▶ [Work required] Pick every line from the data that holds the word "this".

▶ [Figure data in JSON]
________

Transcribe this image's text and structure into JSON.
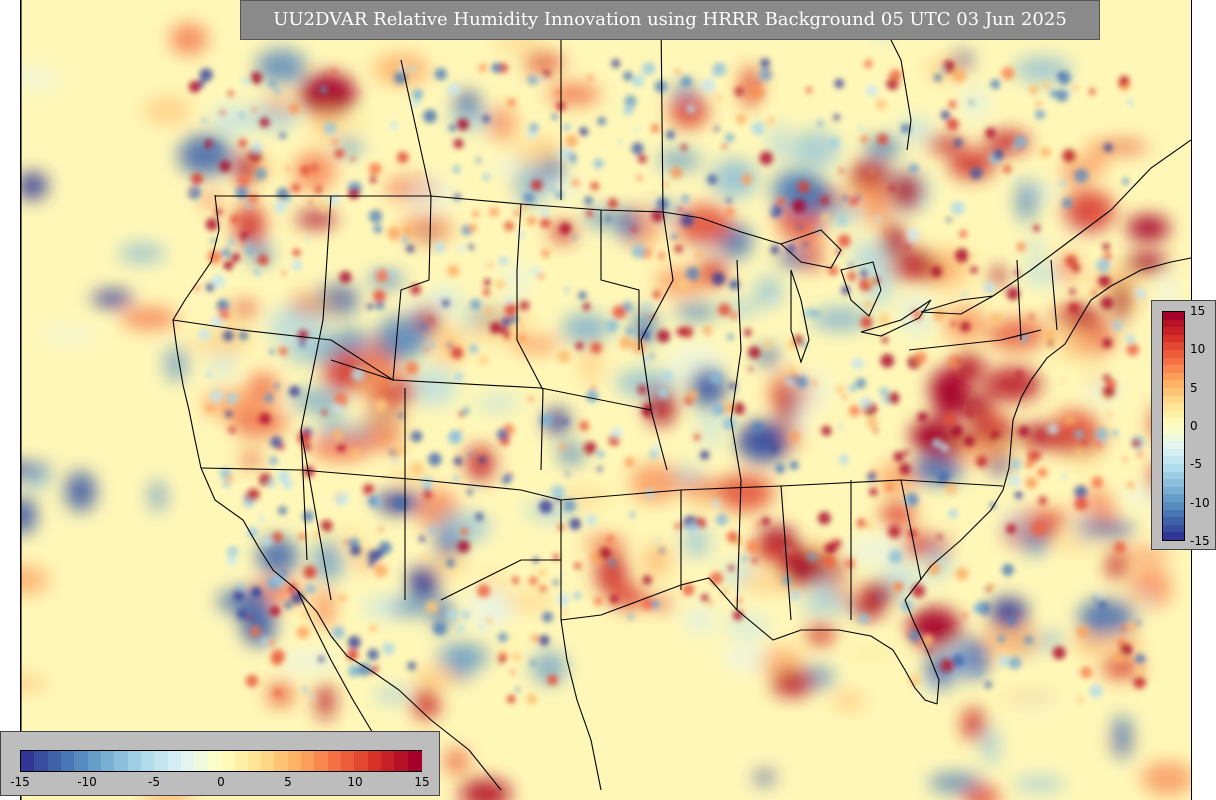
{
  "title": "UU2DVAR Relative Humidity Innovation using HRRR Background 05 UTC 03 Jun 2025",
  "colors": {
    "scale": [
      "#313695",
      "#4575b4",
      "#74add1",
      "#abd9e9",
      "#e0f3f8",
      "#ffffbf",
      "#fee090",
      "#fdae61",
      "#f46d43",
      "#d73027",
      "#a50026"
    ],
    "background_field": "#fff7b8",
    "borders": "#000000",
    "title_bg": "#8a8a8a",
    "colorbar_panel": "#bdbdbd"
  },
  "colorbar_horizontal": {
    "ticks": [
      "-15",
      "-10",
      "-5",
      "0",
      "5",
      "10",
      "15"
    ]
  },
  "colorbar_vertical": {
    "ticks": [
      "15",
      "10",
      "5",
      "0",
      "-5",
      "-10",
      "-15"
    ]
  }
}
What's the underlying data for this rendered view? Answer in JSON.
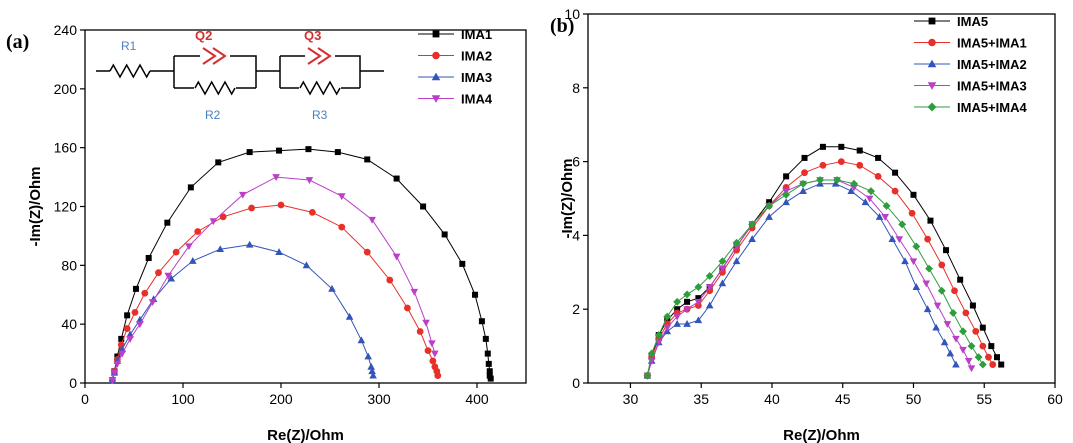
{
  "chart_data": [
    {
      "type": "scatter",
      "panel_label": "(a)",
      "xlabel": "Re(Z)/Ohm",
      "ylabel": "-Im(Z)/Ohm",
      "xlim": [
        0,
        450
      ],
      "ylim": [
        0,
        240
      ],
      "xticks": [
        0,
        100,
        200,
        300,
        400
      ],
      "yticks": [
        0,
        40,
        80,
        120,
        160,
        200,
        240
      ],
      "legend_position": "top-right",
      "inset_circuit": {
        "labels": [
          "R1",
          "Q2",
          "R2",
          "Q3",
          "R3"
        ],
        "r_color": "#4a7fc1",
        "q_color": "#d62f2f"
      },
      "series": [
        {
          "name": "IMA1",
          "color": "#000000",
          "marker": "square",
          "x": [
            28,
            30,
            33,
            37,
            43,
            52,
            65,
            84,
            108,
            136,
            168,
            198,
            228,
            258,
            288,
            318,
            345,
            367,
            385,
            398,
            405,
            409,
            411,
            412,
            413,
            413,
            414
          ],
          "y": [
            2,
            8,
            18,
            30,
            46,
            64,
            85,
            109,
            133,
            150,
            157,
            158,
            159,
            157,
            152,
            139,
            120,
            101,
            81,
            60,
            42,
            30,
            20,
            13,
            8,
            5,
            3
          ]
        },
        {
          "name": "IMA2",
          "color": "#e8302a",
          "marker": "circle",
          "x": [
            28,
            30,
            33,
            37,
            43,
            51,
            61,
            75,
            93,
            115,
            141,
            170,
            200,
            232,
            262,
            288,
            311,
            329,
            342,
            350,
            355,
            357,
            359,
            360
          ],
          "y": [
            2,
            8,
            16,
            26,
            37,
            48,
            61,
            75,
            89,
            103,
            113,
            119,
            121,
            116,
            106,
            89,
            70,
            51,
            35,
            22,
            15,
            11,
            8,
            5
          ]
        },
        {
          "name": "IMA3",
          "color": "#3355bb",
          "marker": "triangle-up",
          "x": [
            28,
            30,
            33,
            38,
            46,
            56,
            70,
            88,
            110,
            138,
            168,
            198,
            226,
            252,
            270,
            282,
            289,
            292,
            293,
            294
          ],
          "y": [
            2,
            7,
            15,
            23,
            33,
            43,
            57,
            71,
            83,
            91,
            94,
            89,
            80,
            64,
            45,
            29,
            18,
            11,
            8,
            5
          ]
        },
        {
          "name": "IMA4",
          "color": "#bb3fc8",
          "marker": "triangle-down",
          "x": [
            28,
            30,
            33,
            38,
            46,
            56,
            69,
            85,
            106,
            131,
            161,
            195,
            229,
            262,
            293,
            318,
            336,
            348,
            354,
            357
          ],
          "y": [
            2,
            7,
            13,
            20,
            30,
            40,
            55,
            73,
            93,
            110,
            128,
            140,
            138,
            127,
            111,
            86,
            62,
            41,
            27,
            20
          ]
        }
      ]
    },
    {
      "type": "scatter",
      "panel_label": "(b)",
      "xlabel": "Re(Z)/Ohm",
      "ylabel": "-Im(Z)/Ohm",
      "xlim": [
        27,
        60
      ],
      "ylim": [
        0,
        10
      ],
      "xticks": [
        30,
        35,
        40,
        45,
        50,
        55,
        60
      ],
      "yticks": [
        0,
        2,
        4,
        6,
        8,
        10
      ],
      "legend_position": "top-right",
      "series": [
        {
          "name": "IMA5",
          "color": "#000000",
          "marker": "square",
          "x": [
            31.2,
            31.5,
            32.0,
            32.6,
            33.3,
            34.0,
            34.8,
            35.6,
            36.5,
            37.5,
            38.6,
            39.8,
            41.0,
            42.3,
            43.6,
            44.9,
            46.2,
            47.5,
            48.7,
            50.0,
            51.2,
            52.3,
            53.3,
            54.2,
            54.9,
            55.5,
            55.9,
            56.2
          ],
          "y": [
            0.2,
            0.7,
            1.3,
            1.7,
            2.0,
            2.2,
            2.3,
            2.6,
            3.1,
            3.7,
            4.3,
            4.9,
            5.6,
            6.1,
            6.4,
            6.4,
            6.3,
            6.1,
            5.7,
            5.1,
            4.4,
            3.6,
            2.8,
            2.1,
            1.5,
            1.0,
            0.7,
            0.5
          ]
        },
        {
          "name": "IMA5+IMA1",
          "color": "#e8302a",
          "marker": "circle",
          "x": [
            31.2,
            31.5,
            32.0,
            32.6,
            33.3,
            34.0,
            34.8,
            35.6,
            36.5,
            37.5,
            38.6,
            39.8,
            41.0,
            42.3,
            43.6,
            44.9,
            46.2,
            47.5,
            48.7,
            49.9,
            51.0,
            52.0,
            52.9,
            53.7,
            54.4,
            54.9,
            55.3,
            55.6
          ],
          "y": [
            0.2,
            0.7,
            1.2,
            1.6,
            1.9,
            2.0,
            2.1,
            2.5,
            3.0,
            3.6,
            4.2,
            4.8,
            5.3,
            5.7,
            5.9,
            6.0,
            5.9,
            5.6,
            5.2,
            4.6,
            3.9,
            3.2,
            2.5,
            1.9,
            1.4,
            1.0,
            0.7,
            0.5
          ]
        },
        {
          "name": "IMA5+IMA2",
          "color": "#3355bb",
          "marker": "triangle-up",
          "x": [
            31.2,
            31.5,
            32.0,
            32.6,
            33.3,
            34.0,
            34.8,
            35.6,
            36.5,
            37.5,
            38.6,
            39.8,
            41.0,
            42.2,
            43.4,
            44.5,
            45.6,
            46.6,
            47.6,
            48.5,
            49.4,
            50.2,
            51.0,
            51.6,
            52.2,
            52.6,
            53.0
          ],
          "y": [
            0.2,
            0.6,
            1.1,
            1.4,
            1.6,
            1.6,
            1.7,
            2.1,
            2.7,
            3.3,
            3.9,
            4.5,
            4.9,
            5.2,
            5.4,
            5.4,
            5.2,
            4.9,
            4.5,
            3.9,
            3.3,
            2.6,
            2.0,
            1.5,
            1.1,
            0.8,
            0.5
          ]
        },
        {
          "name": "IMA5+IMA3",
          "color": "#bb3fc8",
          "marker": "triangle-down",
          "x": [
            31.2,
            31.5,
            32.0,
            32.6,
            33.3,
            34.0,
            34.8,
            35.6,
            36.5,
            37.5,
            38.6,
            39.8,
            41.0,
            42.2,
            43.4,
            44.6,
            45.8,
            46.9,
            48.0,
            49.0,
            50.0,
            50.9,
            51.7,
            52.4,
            53.0,
            53.5,
            53.9,
            54.1
          ],
          "y": [
            0.2,
            0.6,
            1.1,
            1.5,
            1.8,
            2.0,
            2.2,
            2.6,
            3.1,
            3.7,
            4.3,
            4.8,
            5.2,
            5.4,
            5.5,
            5.5,
            5.3,
            5.0,
            4.5,
            3.9,
            3.3,
            2.7,
            2.1,
            1.6,
            1.2,
            0.9,
            0.6,
            0.4
          ]
        },
        {
          "name": "IMA5+IMA4",
          "color": "#2e9e3d",
          "marker": "diamond",
          "x": [
            31.2,
            31.5,
            32.0,
            32.6,
            33.3,
            34.0,
            34.8,
            35.6,
            36.5,
            37.5,
            38.6,
            39.8,
            41.0,
            42.2,
            43.4,
            44.6,
            45.8,
            47.0,
            48.1,
            49.2,
            50.2,
            51.1,
            52.0,
            52.8,
            53.5,
            54.1,
            54.6,
            54.9
          ],
          "y": [
            0.2,
            0.8,
            1.3,
            1.8,
            2.2,
            2.4,
            2.6,
            2.9,
            3.3,
            3.8,
            4.3,
            4.8,
            5.1,
            5.4,
            5.5,
            5.5,
            5.4,
            5.2,
            4.8,
            4.3,
            3.7,
            3.1,
            2.5,
            1.9,
            1.4,
            1.0,
            0.7,
            0.5
          ]
        }
      ]
    }
  ]
}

________

▶ [Finished answer]
Transcribe this image's text and structure into JSON.
What's the underlying data for this rendered view? Answer in JSON.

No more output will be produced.